● **Data**:
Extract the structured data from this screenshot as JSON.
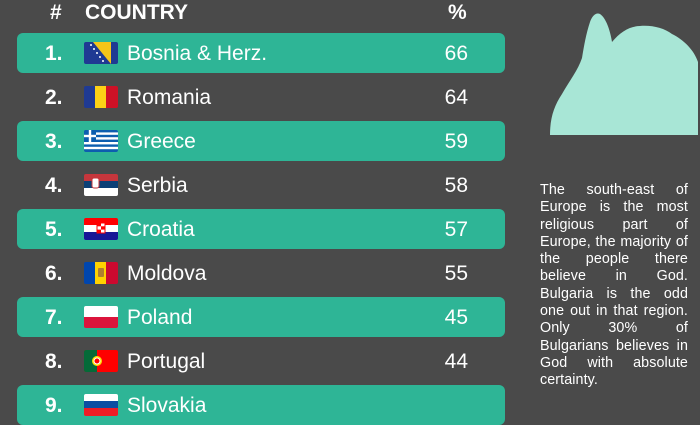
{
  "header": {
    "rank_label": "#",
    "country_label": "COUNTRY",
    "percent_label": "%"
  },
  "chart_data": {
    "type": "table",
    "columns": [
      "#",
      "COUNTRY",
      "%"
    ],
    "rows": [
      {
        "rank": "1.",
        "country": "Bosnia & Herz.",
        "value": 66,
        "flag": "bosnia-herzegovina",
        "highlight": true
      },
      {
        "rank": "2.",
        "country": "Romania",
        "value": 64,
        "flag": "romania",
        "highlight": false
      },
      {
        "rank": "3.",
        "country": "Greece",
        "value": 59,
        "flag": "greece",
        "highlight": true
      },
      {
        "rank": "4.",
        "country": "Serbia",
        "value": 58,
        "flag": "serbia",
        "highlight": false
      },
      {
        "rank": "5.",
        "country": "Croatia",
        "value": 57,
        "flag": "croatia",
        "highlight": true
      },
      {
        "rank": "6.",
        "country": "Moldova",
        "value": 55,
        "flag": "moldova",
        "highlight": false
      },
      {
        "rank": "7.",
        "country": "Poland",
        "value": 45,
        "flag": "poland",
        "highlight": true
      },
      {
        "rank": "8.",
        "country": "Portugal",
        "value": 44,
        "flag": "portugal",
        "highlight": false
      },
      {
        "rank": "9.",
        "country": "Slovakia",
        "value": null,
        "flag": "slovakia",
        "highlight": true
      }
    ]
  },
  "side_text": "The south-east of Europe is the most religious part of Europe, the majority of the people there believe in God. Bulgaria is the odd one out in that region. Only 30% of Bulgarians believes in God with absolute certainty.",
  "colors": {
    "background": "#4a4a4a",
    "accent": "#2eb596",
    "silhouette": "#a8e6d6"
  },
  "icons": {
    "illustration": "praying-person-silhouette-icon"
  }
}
==
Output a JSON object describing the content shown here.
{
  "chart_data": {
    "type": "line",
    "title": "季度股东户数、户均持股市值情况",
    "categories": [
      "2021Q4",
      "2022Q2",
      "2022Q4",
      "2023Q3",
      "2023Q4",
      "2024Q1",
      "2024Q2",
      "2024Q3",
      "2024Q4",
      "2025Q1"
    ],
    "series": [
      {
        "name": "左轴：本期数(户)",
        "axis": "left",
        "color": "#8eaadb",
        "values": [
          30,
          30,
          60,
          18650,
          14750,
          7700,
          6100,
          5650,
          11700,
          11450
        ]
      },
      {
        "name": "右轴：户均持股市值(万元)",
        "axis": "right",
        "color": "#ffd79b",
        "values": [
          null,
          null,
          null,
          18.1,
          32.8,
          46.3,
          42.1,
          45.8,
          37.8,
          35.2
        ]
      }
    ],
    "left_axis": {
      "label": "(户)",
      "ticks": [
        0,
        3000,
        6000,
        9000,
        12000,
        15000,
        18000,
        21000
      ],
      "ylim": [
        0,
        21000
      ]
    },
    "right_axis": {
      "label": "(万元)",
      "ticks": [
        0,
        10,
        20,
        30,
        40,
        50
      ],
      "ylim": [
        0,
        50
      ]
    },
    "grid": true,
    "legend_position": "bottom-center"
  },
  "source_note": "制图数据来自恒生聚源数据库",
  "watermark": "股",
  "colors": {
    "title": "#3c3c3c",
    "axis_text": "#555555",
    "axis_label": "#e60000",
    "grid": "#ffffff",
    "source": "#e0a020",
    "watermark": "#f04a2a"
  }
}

● **Set problem**:
Copy each line of the listing that holds the word "JSON".

● **Task answer**:
Extract the structured data from this screenshot as JSON.
Output a JSON object describing the content shown here.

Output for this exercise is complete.